Work to complete:
Copy all lines below containing "SurfaceView".

━━━

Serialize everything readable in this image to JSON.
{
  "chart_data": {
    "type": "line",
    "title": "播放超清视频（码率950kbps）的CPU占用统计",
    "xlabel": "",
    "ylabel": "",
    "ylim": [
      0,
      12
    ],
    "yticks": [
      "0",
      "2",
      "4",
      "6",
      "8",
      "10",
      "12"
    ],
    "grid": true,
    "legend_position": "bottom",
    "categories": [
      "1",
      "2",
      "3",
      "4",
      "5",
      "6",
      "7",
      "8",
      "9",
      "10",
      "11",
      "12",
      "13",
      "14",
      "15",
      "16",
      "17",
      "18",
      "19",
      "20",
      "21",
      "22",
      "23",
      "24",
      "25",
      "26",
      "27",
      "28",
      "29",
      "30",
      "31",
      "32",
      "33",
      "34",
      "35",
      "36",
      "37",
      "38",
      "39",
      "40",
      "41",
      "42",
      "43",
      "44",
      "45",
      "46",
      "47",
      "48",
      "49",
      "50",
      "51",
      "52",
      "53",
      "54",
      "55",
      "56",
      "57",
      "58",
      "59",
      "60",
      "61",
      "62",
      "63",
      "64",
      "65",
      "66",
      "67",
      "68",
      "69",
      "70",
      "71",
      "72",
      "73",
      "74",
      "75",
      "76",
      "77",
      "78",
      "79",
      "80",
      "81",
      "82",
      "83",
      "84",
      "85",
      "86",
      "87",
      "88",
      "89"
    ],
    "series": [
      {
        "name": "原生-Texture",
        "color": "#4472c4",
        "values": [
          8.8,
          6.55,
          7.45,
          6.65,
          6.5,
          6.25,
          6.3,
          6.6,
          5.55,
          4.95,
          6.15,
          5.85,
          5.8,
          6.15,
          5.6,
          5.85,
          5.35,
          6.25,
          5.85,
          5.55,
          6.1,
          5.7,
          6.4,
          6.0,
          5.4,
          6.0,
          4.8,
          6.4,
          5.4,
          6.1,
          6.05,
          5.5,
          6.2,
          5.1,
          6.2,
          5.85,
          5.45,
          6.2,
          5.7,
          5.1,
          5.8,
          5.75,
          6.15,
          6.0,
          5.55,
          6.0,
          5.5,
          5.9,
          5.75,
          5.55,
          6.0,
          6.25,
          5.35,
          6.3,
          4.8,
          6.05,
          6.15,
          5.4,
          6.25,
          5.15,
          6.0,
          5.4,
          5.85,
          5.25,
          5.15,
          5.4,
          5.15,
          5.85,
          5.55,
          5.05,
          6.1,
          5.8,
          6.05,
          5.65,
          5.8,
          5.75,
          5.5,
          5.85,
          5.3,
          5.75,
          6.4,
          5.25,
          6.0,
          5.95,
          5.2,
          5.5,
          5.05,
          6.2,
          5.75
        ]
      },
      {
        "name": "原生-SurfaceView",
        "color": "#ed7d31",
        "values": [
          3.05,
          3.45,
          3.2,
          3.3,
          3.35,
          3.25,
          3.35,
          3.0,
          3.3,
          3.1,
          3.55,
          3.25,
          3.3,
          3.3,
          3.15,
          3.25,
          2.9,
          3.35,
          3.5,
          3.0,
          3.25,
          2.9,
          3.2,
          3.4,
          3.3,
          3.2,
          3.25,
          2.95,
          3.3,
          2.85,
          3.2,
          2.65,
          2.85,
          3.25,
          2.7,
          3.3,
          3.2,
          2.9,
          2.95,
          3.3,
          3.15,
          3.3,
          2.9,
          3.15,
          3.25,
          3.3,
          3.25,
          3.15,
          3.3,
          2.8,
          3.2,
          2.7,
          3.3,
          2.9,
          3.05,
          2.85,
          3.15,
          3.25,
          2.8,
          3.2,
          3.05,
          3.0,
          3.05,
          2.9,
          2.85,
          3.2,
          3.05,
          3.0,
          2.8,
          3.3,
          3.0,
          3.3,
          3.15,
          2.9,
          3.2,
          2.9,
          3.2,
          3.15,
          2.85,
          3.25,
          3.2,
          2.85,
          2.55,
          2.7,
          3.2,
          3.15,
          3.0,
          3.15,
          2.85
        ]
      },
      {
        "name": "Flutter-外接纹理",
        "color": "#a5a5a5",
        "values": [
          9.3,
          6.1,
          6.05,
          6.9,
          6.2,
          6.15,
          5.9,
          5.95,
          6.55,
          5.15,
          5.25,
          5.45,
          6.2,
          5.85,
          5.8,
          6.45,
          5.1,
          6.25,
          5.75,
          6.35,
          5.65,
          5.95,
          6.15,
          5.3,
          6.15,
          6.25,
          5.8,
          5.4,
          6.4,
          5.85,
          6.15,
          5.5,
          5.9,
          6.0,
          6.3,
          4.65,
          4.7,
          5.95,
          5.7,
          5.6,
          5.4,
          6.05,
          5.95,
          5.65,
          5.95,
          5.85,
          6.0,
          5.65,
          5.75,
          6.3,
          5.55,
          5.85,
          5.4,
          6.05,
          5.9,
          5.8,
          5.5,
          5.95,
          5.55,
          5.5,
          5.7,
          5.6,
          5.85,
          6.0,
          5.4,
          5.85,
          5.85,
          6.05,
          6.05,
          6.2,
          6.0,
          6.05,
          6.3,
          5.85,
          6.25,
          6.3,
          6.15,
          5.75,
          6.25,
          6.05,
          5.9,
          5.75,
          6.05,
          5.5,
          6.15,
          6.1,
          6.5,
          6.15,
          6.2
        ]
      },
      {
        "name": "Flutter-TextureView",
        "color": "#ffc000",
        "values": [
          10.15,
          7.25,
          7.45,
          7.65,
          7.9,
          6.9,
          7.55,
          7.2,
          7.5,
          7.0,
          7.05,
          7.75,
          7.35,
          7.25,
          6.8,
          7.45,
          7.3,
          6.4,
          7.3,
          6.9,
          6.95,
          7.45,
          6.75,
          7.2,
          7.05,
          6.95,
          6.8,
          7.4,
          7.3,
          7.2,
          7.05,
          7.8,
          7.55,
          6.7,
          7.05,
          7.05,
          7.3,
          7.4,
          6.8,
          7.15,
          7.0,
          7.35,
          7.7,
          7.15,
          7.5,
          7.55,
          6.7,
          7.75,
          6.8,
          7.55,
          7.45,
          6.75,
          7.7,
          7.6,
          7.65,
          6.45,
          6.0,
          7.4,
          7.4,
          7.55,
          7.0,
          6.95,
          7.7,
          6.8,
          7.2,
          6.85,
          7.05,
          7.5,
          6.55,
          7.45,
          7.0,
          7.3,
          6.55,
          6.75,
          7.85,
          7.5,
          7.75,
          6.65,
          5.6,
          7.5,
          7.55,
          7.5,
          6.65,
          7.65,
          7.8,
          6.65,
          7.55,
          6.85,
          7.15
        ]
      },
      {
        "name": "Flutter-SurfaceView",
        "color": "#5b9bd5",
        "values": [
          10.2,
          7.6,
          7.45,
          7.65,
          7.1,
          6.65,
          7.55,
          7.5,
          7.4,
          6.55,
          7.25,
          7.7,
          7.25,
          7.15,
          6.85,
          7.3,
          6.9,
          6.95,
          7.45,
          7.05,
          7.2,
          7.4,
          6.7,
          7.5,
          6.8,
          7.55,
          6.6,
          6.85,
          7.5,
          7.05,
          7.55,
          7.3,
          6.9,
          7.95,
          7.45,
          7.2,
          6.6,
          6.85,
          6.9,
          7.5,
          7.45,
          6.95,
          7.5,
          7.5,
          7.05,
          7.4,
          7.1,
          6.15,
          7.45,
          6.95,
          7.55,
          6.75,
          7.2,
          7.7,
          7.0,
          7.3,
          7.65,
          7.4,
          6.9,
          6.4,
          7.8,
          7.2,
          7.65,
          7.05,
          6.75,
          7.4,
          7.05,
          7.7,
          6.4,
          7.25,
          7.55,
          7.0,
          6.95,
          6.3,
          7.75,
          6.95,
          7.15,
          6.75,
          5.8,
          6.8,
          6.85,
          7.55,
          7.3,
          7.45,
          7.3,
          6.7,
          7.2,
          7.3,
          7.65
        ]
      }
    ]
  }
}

━━━

Answer for the task:
        "name": "原生-SurfaceView",
        "name": "Flutter-SurfaceView",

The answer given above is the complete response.